■ **Exercise**: Count lines with the string "managed" in them. State the number alone.

■ **Material for the task**:
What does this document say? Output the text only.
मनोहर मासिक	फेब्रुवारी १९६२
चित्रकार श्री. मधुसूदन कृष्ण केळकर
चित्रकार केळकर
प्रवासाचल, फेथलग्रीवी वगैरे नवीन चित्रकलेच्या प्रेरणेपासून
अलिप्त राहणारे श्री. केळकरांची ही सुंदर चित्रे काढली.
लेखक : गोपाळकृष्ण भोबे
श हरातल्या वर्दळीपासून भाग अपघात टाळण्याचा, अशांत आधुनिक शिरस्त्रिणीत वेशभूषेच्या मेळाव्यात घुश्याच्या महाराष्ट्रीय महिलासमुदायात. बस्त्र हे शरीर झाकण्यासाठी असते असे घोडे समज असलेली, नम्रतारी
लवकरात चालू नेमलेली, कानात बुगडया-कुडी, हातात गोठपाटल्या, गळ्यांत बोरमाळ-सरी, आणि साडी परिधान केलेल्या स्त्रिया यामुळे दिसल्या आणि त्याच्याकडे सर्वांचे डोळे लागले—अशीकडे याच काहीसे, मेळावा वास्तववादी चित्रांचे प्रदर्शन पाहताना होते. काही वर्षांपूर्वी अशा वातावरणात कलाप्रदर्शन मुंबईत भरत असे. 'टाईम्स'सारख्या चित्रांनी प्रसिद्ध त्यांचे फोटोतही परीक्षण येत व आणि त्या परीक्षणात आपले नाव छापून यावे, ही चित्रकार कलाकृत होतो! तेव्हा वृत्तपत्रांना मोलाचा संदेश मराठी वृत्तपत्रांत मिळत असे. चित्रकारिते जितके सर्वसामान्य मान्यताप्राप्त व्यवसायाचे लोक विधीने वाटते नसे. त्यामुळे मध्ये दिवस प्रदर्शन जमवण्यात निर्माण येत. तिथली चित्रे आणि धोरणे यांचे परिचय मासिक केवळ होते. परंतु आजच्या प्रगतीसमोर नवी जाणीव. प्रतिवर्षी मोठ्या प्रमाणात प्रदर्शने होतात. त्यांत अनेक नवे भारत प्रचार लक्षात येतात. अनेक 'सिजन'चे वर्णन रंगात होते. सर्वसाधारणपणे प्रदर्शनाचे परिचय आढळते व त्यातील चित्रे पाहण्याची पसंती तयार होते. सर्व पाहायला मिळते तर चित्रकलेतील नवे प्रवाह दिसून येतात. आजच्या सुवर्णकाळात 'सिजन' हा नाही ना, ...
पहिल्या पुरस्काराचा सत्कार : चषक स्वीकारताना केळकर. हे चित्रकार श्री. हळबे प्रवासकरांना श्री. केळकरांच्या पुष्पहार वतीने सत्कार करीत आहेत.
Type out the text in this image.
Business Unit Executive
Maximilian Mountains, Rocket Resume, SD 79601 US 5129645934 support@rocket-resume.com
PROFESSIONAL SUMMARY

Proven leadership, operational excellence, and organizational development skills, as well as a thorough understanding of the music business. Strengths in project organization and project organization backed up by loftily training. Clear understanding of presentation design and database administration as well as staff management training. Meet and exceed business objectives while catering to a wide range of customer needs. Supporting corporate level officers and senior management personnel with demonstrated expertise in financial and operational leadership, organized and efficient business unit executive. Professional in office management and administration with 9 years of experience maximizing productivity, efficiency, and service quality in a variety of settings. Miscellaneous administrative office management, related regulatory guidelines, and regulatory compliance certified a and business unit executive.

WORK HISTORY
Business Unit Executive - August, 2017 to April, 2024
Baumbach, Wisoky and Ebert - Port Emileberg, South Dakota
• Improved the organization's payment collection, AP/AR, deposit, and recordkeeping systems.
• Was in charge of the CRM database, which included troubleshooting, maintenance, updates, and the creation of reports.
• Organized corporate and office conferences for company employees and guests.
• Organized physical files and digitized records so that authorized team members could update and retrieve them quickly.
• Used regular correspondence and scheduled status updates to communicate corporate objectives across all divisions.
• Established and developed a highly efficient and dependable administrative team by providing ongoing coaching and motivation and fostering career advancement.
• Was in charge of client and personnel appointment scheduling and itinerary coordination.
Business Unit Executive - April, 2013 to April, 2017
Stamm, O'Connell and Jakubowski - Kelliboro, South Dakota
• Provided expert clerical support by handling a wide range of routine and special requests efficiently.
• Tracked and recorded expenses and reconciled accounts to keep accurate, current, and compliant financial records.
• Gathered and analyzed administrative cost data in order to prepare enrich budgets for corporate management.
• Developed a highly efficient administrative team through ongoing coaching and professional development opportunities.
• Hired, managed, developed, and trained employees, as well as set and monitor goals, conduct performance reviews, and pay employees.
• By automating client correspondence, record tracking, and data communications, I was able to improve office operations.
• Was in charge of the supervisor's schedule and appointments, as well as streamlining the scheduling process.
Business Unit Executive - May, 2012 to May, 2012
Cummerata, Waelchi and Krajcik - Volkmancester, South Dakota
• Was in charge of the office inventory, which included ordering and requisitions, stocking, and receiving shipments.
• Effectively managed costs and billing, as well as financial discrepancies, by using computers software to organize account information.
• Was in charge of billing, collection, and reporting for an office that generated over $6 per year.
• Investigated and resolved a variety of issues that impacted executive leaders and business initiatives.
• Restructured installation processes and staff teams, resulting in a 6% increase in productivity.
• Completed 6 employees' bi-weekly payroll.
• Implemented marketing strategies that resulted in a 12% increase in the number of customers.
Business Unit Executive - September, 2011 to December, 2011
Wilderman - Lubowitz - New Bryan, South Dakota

■ **Task output**: 2